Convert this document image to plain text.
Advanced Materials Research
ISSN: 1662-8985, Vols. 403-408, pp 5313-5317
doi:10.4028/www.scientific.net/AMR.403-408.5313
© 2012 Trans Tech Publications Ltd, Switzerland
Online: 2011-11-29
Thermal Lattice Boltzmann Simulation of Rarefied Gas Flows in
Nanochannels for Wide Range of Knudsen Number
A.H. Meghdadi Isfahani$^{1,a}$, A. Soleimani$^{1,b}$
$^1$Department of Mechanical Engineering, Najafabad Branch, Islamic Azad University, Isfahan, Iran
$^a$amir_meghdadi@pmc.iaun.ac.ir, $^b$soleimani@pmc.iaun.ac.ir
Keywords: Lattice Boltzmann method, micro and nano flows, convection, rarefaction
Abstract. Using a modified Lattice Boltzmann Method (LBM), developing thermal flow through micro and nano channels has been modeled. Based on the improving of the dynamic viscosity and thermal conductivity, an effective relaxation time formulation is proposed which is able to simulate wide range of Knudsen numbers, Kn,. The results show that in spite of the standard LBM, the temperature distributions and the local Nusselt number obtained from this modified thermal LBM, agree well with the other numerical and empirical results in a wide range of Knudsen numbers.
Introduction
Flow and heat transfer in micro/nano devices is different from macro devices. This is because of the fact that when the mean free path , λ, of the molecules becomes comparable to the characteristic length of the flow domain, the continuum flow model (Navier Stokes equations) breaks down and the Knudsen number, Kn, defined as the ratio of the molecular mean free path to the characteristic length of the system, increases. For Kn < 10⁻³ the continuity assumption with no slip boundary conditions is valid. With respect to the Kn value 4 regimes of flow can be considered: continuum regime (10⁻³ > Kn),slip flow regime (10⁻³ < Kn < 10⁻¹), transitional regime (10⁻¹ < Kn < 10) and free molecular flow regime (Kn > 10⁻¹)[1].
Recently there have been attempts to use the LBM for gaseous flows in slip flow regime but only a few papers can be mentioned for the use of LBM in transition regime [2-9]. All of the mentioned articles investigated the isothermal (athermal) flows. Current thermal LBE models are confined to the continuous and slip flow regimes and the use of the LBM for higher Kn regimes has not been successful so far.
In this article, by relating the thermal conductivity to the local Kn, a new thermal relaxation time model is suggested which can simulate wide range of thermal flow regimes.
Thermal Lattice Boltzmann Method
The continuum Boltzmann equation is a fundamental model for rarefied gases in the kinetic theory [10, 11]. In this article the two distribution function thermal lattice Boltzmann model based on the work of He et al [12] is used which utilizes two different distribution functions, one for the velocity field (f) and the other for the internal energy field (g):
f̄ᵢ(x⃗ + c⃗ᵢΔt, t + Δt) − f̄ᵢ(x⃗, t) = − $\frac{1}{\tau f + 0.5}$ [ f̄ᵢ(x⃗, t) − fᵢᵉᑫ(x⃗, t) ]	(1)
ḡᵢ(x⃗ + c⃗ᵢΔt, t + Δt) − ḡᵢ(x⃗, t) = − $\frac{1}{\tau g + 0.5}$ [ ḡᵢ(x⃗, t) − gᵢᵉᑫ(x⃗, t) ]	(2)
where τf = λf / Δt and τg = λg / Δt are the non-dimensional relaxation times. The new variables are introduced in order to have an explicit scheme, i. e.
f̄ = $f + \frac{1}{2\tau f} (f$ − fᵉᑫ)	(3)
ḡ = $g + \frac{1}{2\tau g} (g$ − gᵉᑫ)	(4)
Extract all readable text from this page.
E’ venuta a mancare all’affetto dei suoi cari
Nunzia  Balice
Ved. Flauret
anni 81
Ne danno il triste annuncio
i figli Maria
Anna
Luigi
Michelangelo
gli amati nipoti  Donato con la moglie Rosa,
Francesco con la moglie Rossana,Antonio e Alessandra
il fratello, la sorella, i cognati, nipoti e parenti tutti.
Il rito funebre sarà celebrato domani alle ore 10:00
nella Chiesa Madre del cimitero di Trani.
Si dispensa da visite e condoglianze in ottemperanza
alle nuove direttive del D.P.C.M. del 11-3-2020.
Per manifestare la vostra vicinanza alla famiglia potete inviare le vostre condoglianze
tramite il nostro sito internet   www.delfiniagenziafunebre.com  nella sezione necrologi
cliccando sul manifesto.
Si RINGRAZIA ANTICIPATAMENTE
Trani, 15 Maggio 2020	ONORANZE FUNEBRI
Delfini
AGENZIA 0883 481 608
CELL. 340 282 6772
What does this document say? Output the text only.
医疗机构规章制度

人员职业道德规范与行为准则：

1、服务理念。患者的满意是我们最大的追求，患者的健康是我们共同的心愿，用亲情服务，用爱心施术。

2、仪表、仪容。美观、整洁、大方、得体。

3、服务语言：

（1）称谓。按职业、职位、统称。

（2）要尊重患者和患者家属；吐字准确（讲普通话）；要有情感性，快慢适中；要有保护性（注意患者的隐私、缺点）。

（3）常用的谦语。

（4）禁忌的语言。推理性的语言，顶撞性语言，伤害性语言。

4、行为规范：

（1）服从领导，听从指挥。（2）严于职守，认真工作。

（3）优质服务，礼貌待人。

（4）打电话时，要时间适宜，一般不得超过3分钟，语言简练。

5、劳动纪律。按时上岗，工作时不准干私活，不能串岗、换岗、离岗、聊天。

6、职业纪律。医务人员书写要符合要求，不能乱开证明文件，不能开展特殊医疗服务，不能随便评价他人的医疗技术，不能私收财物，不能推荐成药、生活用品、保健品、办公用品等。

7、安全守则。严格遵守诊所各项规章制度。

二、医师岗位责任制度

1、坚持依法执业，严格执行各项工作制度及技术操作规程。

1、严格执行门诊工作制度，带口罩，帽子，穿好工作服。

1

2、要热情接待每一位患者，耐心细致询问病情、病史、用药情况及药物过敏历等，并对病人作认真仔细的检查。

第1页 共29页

::::

Stated goal:
Give back all the records exactly as they stand.

Answer for this exercise:
Convert this document image to plain text.
Advanced Materials Research
ISSN: 1662-8985, Vols. 403-408, pp 5313-5317
doi:10.4028/www.scientific.net/AMR.403-408.5313
© 2012 Trans Tech Publications Ltd, Switzerland
Online: 2011-11-29
Thermal Lattice Boltzmann Simulation of Rarefied Gas Flows in
Nanochannels for Wide Range of Knudsen Number
A.H. Meghdadi Isfahani$^{1,a}$, A. Soleimani$^{1,b}$
$^1$Department of Mechanical Engineering, Najafabad Branch, Islamic Azad University, Isfahan, Iran
$^a$amir_meghdadi@pmc.iaun.ac.ir, $^b$soleimani@pmc.iaun.ac.ir
Keywords: Lattice Boltzmann method, micro and nano flows, convection, rarefaction
Abstract. Using a modified Lattice Boltzmann Method (LBM), developing thermal flow through micro and nano channels has been modeled. Based on the improving of the dynamic viscosity and thermal conductivity, an effective relaxation time formulation is proposed which is able to simulate wide range of Knudsen numbers, Kn,. The results show that in spite of the standard LBM, the temperature distributions and the local Nusselt number obtained from this modified thermal LBM, agree well with the other numerical and empirical results in a wide range of Knudsen numbers.
Introduction
Flow and heat transfer in micro/nano devices is different from macro devices. This is because of the fact that when the mean free path , λ, of the molecules becomes comparable to the characteristic length of the flow domain, the continuum flow model (Navier Stokes equations) breaks down and the Knudsen number, Kn, defined as the ratio of the molecular mean free path to the characteristic length of the system, increases. For Kn < 10⁻³ the continuity assumption with no slip boundary conditions is valid. With respect to the Kn value 4 regimes of flow can be considered: continuum regime (10⁻³ > Kn),slip flow regime (10⁻³ < Kn < 10⁻¹), transitional regime (10⁻¹ < Kn < 10) and free molecular flow regime (Kn > 10⁻¹)[1].
Recently there have been attempts to use the LBM for gaseous flows in slip flow regime but only a few papers can be mentioned for the use of LBM in transition regime [2-9]. All of the mentioned articles investigated the isothermal (athermal) flows. Current thermal LBE models are confined to the continuous and slip flow regimes and the use of the LBM for higher Kn regimes has not been successful so far.
In this article, by relating the thermal conductivity to the local Kn, a new thermal relaxation time model is suggested which can simulate wide range of thermal flow regimes.
Thermal Lattice Boltzmann Method
The continuum Boltzmann equation is a fundamental model for rarefied gases in the kinetic theory [10, 11]. In this article the two distribution function thermal lattice Boltzmann model based on the work of He et al [12] is used which utilizes two different distribution functions, one for the velocity field (f) and the other for the internal energy field (g):
f̄ᵢ(x⃗ + c⃗ᵢΔt, t + Δt) − f̄ᵢ(x⃗, t) = − $\frac{1}{\tau f + 0.5}$ [ f̄ᵢ(x⃗, t) − fᵢᵉᑫ(x⃗, t) ]	(1)
ḡᵢ(x⃗ + c⃗ᵢΔt, t + Δt) − ḡᵢ(x⃗, t) = − $\frac{1}{\tau g + 0.5}$ [ ḡᵢ(x⃗, t) − gᵢᵉᑫ(x⃗, t) ]	(2)
where τf = λf / Δt and τg = λg / Δt are the non-dimensional relaxation times. The new variables are introduced in order to have an explicit scheme, i. e.
f̄ = $f + \frac{1}{2\tau f} (f$ − fᵉᑫ)	(3)
ḡ = $g + \frac{1}{2\tau g} (g$ − gᵉᑫ)	(4)
Extract all readable text from this page.
E’ venuta a mancare all’affetto dei suoi cari
Nunzia  Balice
Ved. Flauret
anni 81
Ne danno il triste annuncio
i figli Maria
Anna
Luigi
Michelangelo
gli amati nipoti  Donato con la moglie Rosa,
Francesco con la moglie Rossana,Antonio e Alessandra
il fratello, la sorella, i cognati, nipoti e parenti tutti.
Il rito funebre sarà celebrato domani alle ore 10:00
nella Chiesa Madre del cimitero di Trani.
Si dispensa da visite e condoglianze in ottemperanza
alle nuove direttive del D.P.C.M. del 11-3-2020.
Per manifestare la vostra vicinanza alla famiglia potete inviare le vostre condoglianze
tramite il nostro sito internet   www.delfiniagenziafunebre.com  nella sezione necrologi
cliccando sul manifesto.
Si RINGRAZIA ANTICIPATAMENTE
Trani, 15 Maggio 2020	ONORANZE FUNEBRI
Delfini
AGENZIA 0883 481 608
CELL. 340 282 6772
What does this document say? Output the text only.
医疗机构规章制度

人员职业道德规范与行为准则：

1、服务理念。患者的满意是我们最大的追求，患者的健康是我们共同的心愿，用亲情服务，用爱心施术。

2、仪表、仪容。美观、整洁、大方、得体。

3、服务语言：

（1）称谓。按职业、职位、统称。

（2）要尊重患者和患者家属；吐字准确（讲普通话）；要有情感性，快慢适中；要有保护性（注意患者的隐私、缺点）。

（3）常用的谦语。

（4）禁忌的语言。推理性的语言，顶撞性语言，伤害性语言。

4、行为规范：

（1）服从领导，听从指挥。（2）严于职守，认真工作。

（3）优质服务，礼貌待人。

（4）打电话时，要时间适宜，一般不得超过3分钟，语言简练。

5、劳动纪律。按时上岗，工作时不准干私活，不能串岗、换岗、离岗、聊天。

6、职业纪律。医务人员书写要符合要求，不能乱开证明文件，不能开展特殊医疗服务，不能随便评价他人的医疗技术，不能私收财物，不能推荐成药、生活用品、保健品、办公用品等。

7、安全守则。严格遵守诊所各项规章制度。

二、医师岗位责任制度

1、坚持依法执业，严格执行各项工作制度及技术操作规程。

1、严格执行门诊工作制度，带口罩，帽子，穿好工作服。

1

2、要热情接待每一位患者，耐心细致询问病情、病史、用药情况及药物过敏历等，并对病人作认真仔细的检查。

第1页 共29页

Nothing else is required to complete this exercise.